◆ Supplied records

--- Begin ---

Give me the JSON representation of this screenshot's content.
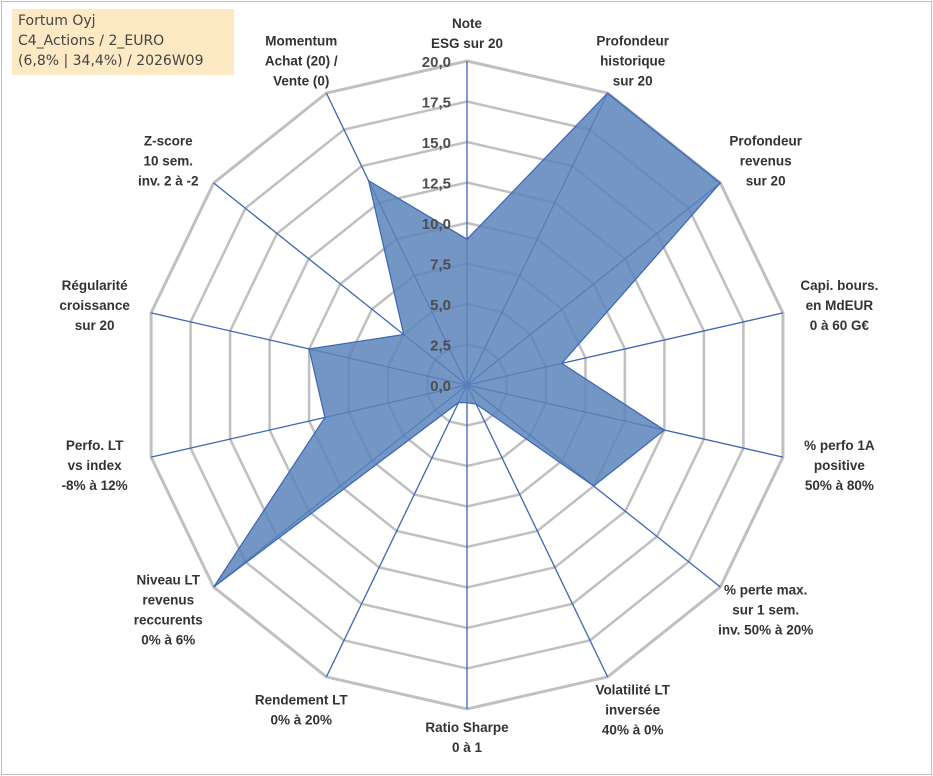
{
  "info": {
    "line1": "Fortum Oyj",
    "line2": "C4_Actions / 2_EURO",
    "line3": "(6,8% | 34,4%) / 2026W09"
  },
  "colors": {
    "fill": "#5a84bb",
    "fill_opacity": 0.85,
    "spoke": "#3a66b5",
    "grid": "#c0c0c0",
    "info_background": "#fde9c3"
  },
  "chart_data": {
    "type": "radar",
    "range": [
      0,
      20
    ],
    "ticks": [
      "0,0",
      "2,5",
      "5,0",
      "7,5",
      "10,0",
      "12,5",
      "15,0",
      "17,5",
      "20,0"
    ],
    "grid": true,
    "axes": [
      {
        "label": [
          "Note",
          "ESG sur 20"
        ],
        "value": 9
      },
      {
        "label": [
          "Profondeur",
          "historique",
          "sur 20"
        ],
        "value": 20
      },
      {
        "label": [
          "Profondeur",
          "revenus",
          "sur 20"
        ],
        "value": 20
      },
      {
        "label": [
          "Capi. bours.",
          "en MdEUR",
          "0 à 60 G€"
        ],
        "value": 6
      },
      {
        "label": [
          "% perfo 1A",
          "positive",
          "50% à 80%"
        ],
        "value": 12.5
      },
      {
        "label": [
          "% perte max.",
          "sur 1 sem.",
          "inv. 50% à 20%"
        ],
        "value": 10
      },
      {
        "label": [
          "Volatilité LT",
          "inversée",
          "40% à 0%"
        ],
        "value": 1.3
      },
      {
        "label": [
          "Ratio Sharpe",
          "0 à 1"
        ],
        "value": 1.1
      },
      {
        "label": [
          "Rendement LT",
          "0% à 20%"
        ],
        "value": 1.2
      },
      {
        "label": [
          "Niveau LT",
          "revenus",
          "reccurents",
          "0% à 6%"
        ],
        "value": 20
      },
      {
        "label": [
          "Perfo. LT",
          "vs index",
          "-8% à 12%"
        ],
        "value": 9
      },
      {
        "label": [
          "Régularité",
          "croissance",
          "sur 20"
        ],
        "value": 10
      },
      {
        "label": [
          "Z-score",
          "10 sem.",
          "inv. 2 à -2"
        ],
        "value": 5
      },
      {
        "label": [
          "Momentum",
          "Achat (20) /",
          "Vente (0)"
        ],
        "value": 14
      }
    ]
  }
}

--- End ---

◆ Exercise
Every line above should be returned exactly; the pictures stay out.

◆ Exercise output
Give me the JSON representation of this screenshot's content.
{
  "info": {
    "line1": "Fortum Oyj",
    "line2": "C4_Actions / 2_EURO",
    "line3": "(6,8% | 34,4%) / 2026W09"
  },
  "colors": {
    "fill": "#5a84bb",
    "fill_opacity": 0.85,
    "spoke": "#3a66b5",
    "grid": "#c0c0c0",
    "info_background": "#fde9c3"
  },
  "chart_data": {
    "type": "radar",
    "range": [
      0,
      20
    ],
    "ticks": [
      "0,0",
      "2,5",
      "5,0",
      "7,5",
      "10,0",
      "12,5",
      "15,0",
      "17,5",
      "20,0"
    ],
    "grid": true,
    "axes": [
      {
        "label": [
          "Note",
          "ESG sur 20"
        ],
        "value": 9
      },
      {
        "label": [
          "Profondeur",
          "historique",
          "sur 20"
        ],
        "value": 20
      },
      {
        "label": [
          "Profondeur",
          "revenus",
          "sur 20"
        ],
        "value": 20
      },
      {
        "label": [
          "Capi. bours.",
          "en MdEUR",
          "0 à 60 G€"
        ],
        "value": 6
      },
      {
        "label": [
          "% perfo 1A",
          "positive",
          "50% à 80%"
        ],
        "value": 12.5
      },
      {
        "label": [
          "% perte max.",
          "sur 1 sem.",
          "inv. 50% à 20%"
        ],
        "value": 10
      },
      {
        "label": [
          "Volatilité LT",
          "inversée",
          "40% à 0%"
        ],
        "value": 1.3
      },
      {
        "label": [
          "Ratio Sharpe",
          "0 à 1"
        ],
        "value": 1.1
      },
      {
        "label": [
          "Rendement LT",
          "0% à 20%"
        ],
        "value": 1.2
      },
      {
        "label": [
          "Niveau LT",
          "revenus",
          "reccurents",
          "0% à 6%"
        ],
        "value": 20
      },
      {
        "label": [
          "Perfo. LT",
          "vs index",
          "-8% à 12%"
        ],
        "value": 9
      },
      {
        "label": [
          "Régularité",
          "croissance",
          "sur 20"
        ],
        "value": 10
      },
      {
        "label": [
          "Z-score",
          "10 sem.",
          "inv. 2 à -2"
        ],
        "value": 5
      },
      {
        "label": [
          "Momentum",
          "Achat (20) /",
          "Vente (0)"
        ],
        "value": 14
      }
    ]
  }
}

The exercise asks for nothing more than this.